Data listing
_ _ _ _

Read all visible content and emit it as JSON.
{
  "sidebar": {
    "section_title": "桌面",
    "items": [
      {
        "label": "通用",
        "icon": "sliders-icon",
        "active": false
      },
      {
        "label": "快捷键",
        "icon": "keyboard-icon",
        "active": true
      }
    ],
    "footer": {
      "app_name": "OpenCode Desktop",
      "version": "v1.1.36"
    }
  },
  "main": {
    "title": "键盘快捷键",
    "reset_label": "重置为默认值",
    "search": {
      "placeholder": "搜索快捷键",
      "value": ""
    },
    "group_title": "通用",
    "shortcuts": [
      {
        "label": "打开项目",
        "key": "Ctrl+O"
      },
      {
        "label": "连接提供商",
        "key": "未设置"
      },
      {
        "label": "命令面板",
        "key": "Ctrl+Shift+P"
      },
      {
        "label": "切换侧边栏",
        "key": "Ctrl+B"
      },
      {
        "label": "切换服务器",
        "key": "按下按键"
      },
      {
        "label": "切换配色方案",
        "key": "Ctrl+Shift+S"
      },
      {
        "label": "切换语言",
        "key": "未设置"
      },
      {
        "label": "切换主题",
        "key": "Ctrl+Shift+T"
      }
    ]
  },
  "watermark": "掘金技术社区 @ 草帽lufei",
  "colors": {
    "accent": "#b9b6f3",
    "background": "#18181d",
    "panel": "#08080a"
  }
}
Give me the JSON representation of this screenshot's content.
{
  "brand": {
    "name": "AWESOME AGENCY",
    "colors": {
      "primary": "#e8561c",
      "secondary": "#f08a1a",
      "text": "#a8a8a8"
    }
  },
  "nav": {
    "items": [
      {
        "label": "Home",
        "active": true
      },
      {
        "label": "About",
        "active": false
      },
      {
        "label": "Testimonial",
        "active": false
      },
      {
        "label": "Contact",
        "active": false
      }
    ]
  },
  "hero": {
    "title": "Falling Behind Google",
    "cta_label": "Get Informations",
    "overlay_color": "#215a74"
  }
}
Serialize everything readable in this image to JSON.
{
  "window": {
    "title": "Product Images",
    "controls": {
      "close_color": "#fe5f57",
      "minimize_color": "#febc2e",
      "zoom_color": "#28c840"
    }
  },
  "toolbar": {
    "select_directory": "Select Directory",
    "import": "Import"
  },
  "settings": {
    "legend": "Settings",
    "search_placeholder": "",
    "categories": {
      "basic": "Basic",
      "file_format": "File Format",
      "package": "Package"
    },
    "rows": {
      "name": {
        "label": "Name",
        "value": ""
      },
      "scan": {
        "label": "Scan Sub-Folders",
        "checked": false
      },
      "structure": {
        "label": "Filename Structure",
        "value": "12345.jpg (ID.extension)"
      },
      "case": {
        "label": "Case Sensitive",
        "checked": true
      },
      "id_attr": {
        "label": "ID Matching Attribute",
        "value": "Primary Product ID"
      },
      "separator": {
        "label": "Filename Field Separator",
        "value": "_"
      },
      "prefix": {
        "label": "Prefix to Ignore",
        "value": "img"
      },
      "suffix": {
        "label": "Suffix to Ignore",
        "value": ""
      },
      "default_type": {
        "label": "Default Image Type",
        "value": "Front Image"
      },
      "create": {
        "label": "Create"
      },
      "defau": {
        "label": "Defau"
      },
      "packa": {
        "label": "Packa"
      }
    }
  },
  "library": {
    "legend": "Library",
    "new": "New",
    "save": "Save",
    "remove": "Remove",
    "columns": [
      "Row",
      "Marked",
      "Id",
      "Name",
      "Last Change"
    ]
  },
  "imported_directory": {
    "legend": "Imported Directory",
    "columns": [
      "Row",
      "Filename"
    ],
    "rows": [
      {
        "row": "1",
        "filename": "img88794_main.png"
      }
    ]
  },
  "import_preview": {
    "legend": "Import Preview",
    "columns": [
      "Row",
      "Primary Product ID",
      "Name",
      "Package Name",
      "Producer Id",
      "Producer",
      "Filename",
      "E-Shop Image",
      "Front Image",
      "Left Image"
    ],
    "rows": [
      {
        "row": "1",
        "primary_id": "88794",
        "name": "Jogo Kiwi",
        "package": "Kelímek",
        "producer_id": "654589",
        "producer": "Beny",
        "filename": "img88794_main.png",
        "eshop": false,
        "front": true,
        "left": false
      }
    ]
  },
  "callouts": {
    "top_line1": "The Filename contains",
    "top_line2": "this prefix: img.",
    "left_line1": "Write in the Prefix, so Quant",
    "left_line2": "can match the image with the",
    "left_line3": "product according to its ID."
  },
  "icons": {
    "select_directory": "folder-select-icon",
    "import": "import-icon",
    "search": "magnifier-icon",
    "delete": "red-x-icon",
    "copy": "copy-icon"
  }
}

_ _ _ _

* **What the task requires**:
From the listing above, return each line with the word "JSON".

* **Finished exercise**:
Read all visible content and emit it as JSON.
Give me the JSON representation of this screenshot's content.
Serialize everything readable in this image to JSON.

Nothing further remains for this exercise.